→ **Given request**
Quote every line below exactly as it reads.

--- START ---

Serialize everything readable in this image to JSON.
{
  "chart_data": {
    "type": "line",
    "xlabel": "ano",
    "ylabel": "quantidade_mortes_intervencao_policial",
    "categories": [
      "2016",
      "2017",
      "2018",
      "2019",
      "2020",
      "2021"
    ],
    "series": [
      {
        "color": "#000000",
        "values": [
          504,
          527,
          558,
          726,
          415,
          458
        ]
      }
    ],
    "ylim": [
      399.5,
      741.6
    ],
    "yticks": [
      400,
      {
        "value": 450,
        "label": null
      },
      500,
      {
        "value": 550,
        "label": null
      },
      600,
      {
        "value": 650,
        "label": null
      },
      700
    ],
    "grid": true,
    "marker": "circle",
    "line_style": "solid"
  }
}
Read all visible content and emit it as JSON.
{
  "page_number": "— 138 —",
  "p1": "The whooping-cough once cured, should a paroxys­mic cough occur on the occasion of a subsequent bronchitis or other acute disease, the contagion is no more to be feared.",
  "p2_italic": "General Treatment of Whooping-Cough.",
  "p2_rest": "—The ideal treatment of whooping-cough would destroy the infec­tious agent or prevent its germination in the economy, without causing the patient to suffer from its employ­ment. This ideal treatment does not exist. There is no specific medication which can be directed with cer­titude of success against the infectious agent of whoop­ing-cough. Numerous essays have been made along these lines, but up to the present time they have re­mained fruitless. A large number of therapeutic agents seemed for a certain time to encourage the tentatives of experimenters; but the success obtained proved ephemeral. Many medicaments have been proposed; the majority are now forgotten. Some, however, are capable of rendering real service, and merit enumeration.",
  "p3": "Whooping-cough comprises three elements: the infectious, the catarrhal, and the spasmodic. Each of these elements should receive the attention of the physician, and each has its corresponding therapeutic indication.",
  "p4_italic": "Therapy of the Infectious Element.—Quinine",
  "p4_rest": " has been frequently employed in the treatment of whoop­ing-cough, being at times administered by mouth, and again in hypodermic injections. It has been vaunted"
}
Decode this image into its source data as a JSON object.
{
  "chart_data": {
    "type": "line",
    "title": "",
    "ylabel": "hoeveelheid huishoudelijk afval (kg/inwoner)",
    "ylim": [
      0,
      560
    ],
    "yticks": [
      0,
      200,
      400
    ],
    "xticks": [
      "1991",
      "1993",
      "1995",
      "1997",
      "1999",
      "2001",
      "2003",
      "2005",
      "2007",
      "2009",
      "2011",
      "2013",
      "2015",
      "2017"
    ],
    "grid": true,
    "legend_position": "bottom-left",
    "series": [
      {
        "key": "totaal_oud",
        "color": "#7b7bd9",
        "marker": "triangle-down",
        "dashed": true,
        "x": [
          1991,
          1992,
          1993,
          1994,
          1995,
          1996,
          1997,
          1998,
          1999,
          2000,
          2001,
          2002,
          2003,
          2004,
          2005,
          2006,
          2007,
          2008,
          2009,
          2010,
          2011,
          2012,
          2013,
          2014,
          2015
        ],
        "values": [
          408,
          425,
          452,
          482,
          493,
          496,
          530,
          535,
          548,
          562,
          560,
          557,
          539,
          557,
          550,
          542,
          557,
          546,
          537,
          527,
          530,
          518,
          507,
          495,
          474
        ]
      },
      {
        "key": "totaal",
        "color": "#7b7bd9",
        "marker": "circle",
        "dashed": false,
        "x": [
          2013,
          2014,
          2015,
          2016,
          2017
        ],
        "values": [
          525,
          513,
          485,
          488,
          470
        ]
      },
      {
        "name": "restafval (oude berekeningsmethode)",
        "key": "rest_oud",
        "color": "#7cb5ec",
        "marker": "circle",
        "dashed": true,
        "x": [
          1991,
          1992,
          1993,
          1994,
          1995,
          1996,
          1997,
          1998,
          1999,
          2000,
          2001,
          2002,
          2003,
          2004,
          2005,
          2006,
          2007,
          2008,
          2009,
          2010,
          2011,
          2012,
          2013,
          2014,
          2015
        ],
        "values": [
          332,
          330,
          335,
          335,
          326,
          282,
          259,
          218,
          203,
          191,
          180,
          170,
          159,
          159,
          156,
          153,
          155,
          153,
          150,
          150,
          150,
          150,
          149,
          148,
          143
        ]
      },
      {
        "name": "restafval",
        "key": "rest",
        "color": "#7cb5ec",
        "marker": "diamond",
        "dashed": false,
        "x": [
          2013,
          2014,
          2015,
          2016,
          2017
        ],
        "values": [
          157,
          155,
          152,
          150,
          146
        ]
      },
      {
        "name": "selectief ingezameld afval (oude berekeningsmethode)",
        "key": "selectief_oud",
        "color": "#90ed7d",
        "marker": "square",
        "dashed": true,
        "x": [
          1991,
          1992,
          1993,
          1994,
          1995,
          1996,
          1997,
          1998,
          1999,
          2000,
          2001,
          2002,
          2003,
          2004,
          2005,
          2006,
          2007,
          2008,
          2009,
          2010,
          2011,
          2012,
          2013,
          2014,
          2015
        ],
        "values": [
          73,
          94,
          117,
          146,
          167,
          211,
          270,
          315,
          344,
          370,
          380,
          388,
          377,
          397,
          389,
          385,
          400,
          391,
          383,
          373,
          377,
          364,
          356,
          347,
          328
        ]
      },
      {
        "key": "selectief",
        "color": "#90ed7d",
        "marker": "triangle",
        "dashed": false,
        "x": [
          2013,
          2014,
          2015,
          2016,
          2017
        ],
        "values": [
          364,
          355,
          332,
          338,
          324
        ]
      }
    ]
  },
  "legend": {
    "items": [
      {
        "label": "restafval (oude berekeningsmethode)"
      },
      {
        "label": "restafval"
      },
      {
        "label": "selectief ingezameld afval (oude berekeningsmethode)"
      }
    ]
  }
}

--- END ---

→ **Exercise solution**
Serialize everything readable in this image to JSON.
{
  "chart_data": {
    "type": "line",
    "xlabel": "ano",
    "ylabel": "quantidade_mortes_intervencao_policial",
    "categories": [
      "2016",
      "2017",
      "2018",
      "2019",
      "2020",
      "2021"
    ],
    "series": [
      {
        "color": "#000000",
        "values": [
          504,
          527,
          558,
          726,
          415,
          458
        ]
      }
    ],
    "ylim": [
      399.5,
      741.6
    ],
    "yticks": [
      400,
      {
        "value": 450,
        "label": null
      },
      500,
      {
        "value": 550,
        "label": null
      },
      600,
      {
        "value": 650,
        "label": null
      },
      700
    ],
    "grid": true,
    "marker": "circle",
    "line_style": "solid"
  }
}
Read all visible content and emit it as JSON.
{
  "page_number": "— 138 —",
  "p1": "The whooping-cough once cured, should a paroxys­mic cough occur on the occasion of a subsequent bronchitis or other acute disease, the contagion is no more to be feared.",
  "p2_italic": "General Treatment of Whooping-Cough.",
  "p2_rest": "—The ideal treatment of whooping-cough would destroy the infec­tious agent or prevent its germination in the economy, without causing the patient to suffer from its employ­ment. This ideal treatment does not exist. There is no specific medication which can be directed with cer­titude of success against the infectious agent of whoop­ing-cough. Numerous essays have been made along these lines, but up to the present time they have re­mained fruitless. A large number of therapeutic agents seemed for a certain time to encourage the tentatives of experimenters; but the success obtained proved ephemeral. Many medicaments have been proposed; the majority are now forgotten. Some, however, are capable of rendering real service, and merit enumeration.",
  "p3": "Whooping-cough comprises three elements: the infectious, the catarrhal, and the spasmodic. Each of these elements should receive the attention of the physician, and each has its corresponding therapeutic indication.",
  "p4_italic": "Therapy of the Infectious Element.—Quinine",
  "p4_rest": " has been frequently employed in the treatment of whoop­ing-cough, being at times administered by mouth, and again in hypodermic injections. It has been vaunted"
}
Decode this image into its source data as a JSON object.
{
  "chart_data": {
    "type": "line",
    "title": "",
    "ylabel": "hoeveelheid huishoudelijk afval (kg/inwoner)",
    "ylim": [
      0,
      560
    ],
    "yticks": [
      0,
      200,
      400
    ],
    "xticks": [
      "1991",
      "1993",
      "1995",
      "1997",
      "1999",
      "2001",
      "2003",
      "2005",
      "2007",
      "2009",
      "2011",
      "2013",
      "2015",
      "2017"
    ],
    "grid": true,
    "legend_position": "bottom-left",
    "series": [
      {
        "key": "totaal_oud",
        "color": "#7b7bd9",
        "marker": "triangle-down",
        "dashed": true,
        "x": [
          1991,
          1992,
          1993,
          1994,
          1995,
          1996,
          1997,
          1998,
          1999,
          2000,
          2001,
          2002,
          2003,
          2004,
          2005,
          2006,
          2007,
          2008,
          2009,
          2010,
          2011,
          2012,
          2013,
          2014,
          2015
        ],
        "values": [
          408,
          425,
          452,
          482,
          493,
          496,
          530,
          535,
          548,
          562,
          560,
          557,
          539,
          557,
          550,
          542,
          557,
          546,
          537,
          527,
          530,
          518,
          507,
          495,
          474
        ]
      },
      {
        "key": "totaal",
        "color": "#7b7bd9",
        "marker": "circle",
        "dashed": false,
        "x": [
          2013,
          2014,
          2015,
          2016,
          2017
        ],
        "values": [
          525,
          513,
          485,
          488,
          470
        ]
      },
      {
        "name": "restafval (oude berekeningsmethode)",
        "key": "rest_oud",
        "color": "#7cb5ec",
        "marker": "circle",
        "dashed": true,
        "x": [
          1991,
          1992,
          1993,
          1994,
          1995,
          1996,
          1997,
          1998,
          1999,
          2000,
          2001,
          2002,
          2003,
          2004,
          2005,
          2006,
          2007,
          2008,
          2009,
          2010,
          2011,
          2012,
          2013,
          2014,
          2015
        ],
        "values": [
          332,
          330,
          335,
          335,
          326,
          282,
          259,
          218,
          203,
          191,
          180,
          170,
          159,
          159,
          156,
          153,
          155,
          153,
          150,
          150,
          150,
          150,
          149,
          148,
          143
        ]
      },
      {
        "name": "restafval",
        "key": "rest",
        "color": "#7cb5ec",
        "marker": "diamond",
        "dashed": false,
        "x": [
          2013,
          2014,
          2015,
          2016,
          2017
        ],
        "values": [
          157,
          155,
          152,
          150,
          146
        ]
      },
      {
        "name": "selectief ingezameld afval (oude berekeningsmethode)",
        "key": "selectief_oud",
        "color": "#90ed7d",
        "marker": "square",
        "dashed": true,
        "x": [
          1991,
          1992,
          1993,
          1994,
          1995,
          1996,
          1997,
          1998,
          1999,
          2000,
          2001,
          2002,
          2003,
          2004,
          2005,
          2006,
          2007,
          2008,
          2009,
          2010,
          2011,
          2012,
          2013,
          2014,
          2015
        ],
        "values": [
          73,
          94,
          117,
          146,
          167,
          211,
          270,
          315,
          344,
          370,
          380,
          388,
          377,
          397,
          389,
          385,
          400,
          391,
          383,
          373,
          377,
          364,
          356,
          347,
          328
        ]
      },
      {
        "key": "selectief",
        "color": "#90ed7d",
        "marker": "triangle",
        "dashed": false,
        "x": [
          2013,
          2014,
          2015,
          2016,
          2017
        ],
        "values": [
          364,
          355,
          332,
          338,
          324
        ]
      }
    ]
  },
  "legend": {
    "items": [
      {
        "label": "restafval (oude berekeningsmethode)"
      },
      {
        "label": "restafval"
      },
      {
        "label": "selectief ingezameld afval (oude berekeningsmethode)"
      }
    ]
  }
}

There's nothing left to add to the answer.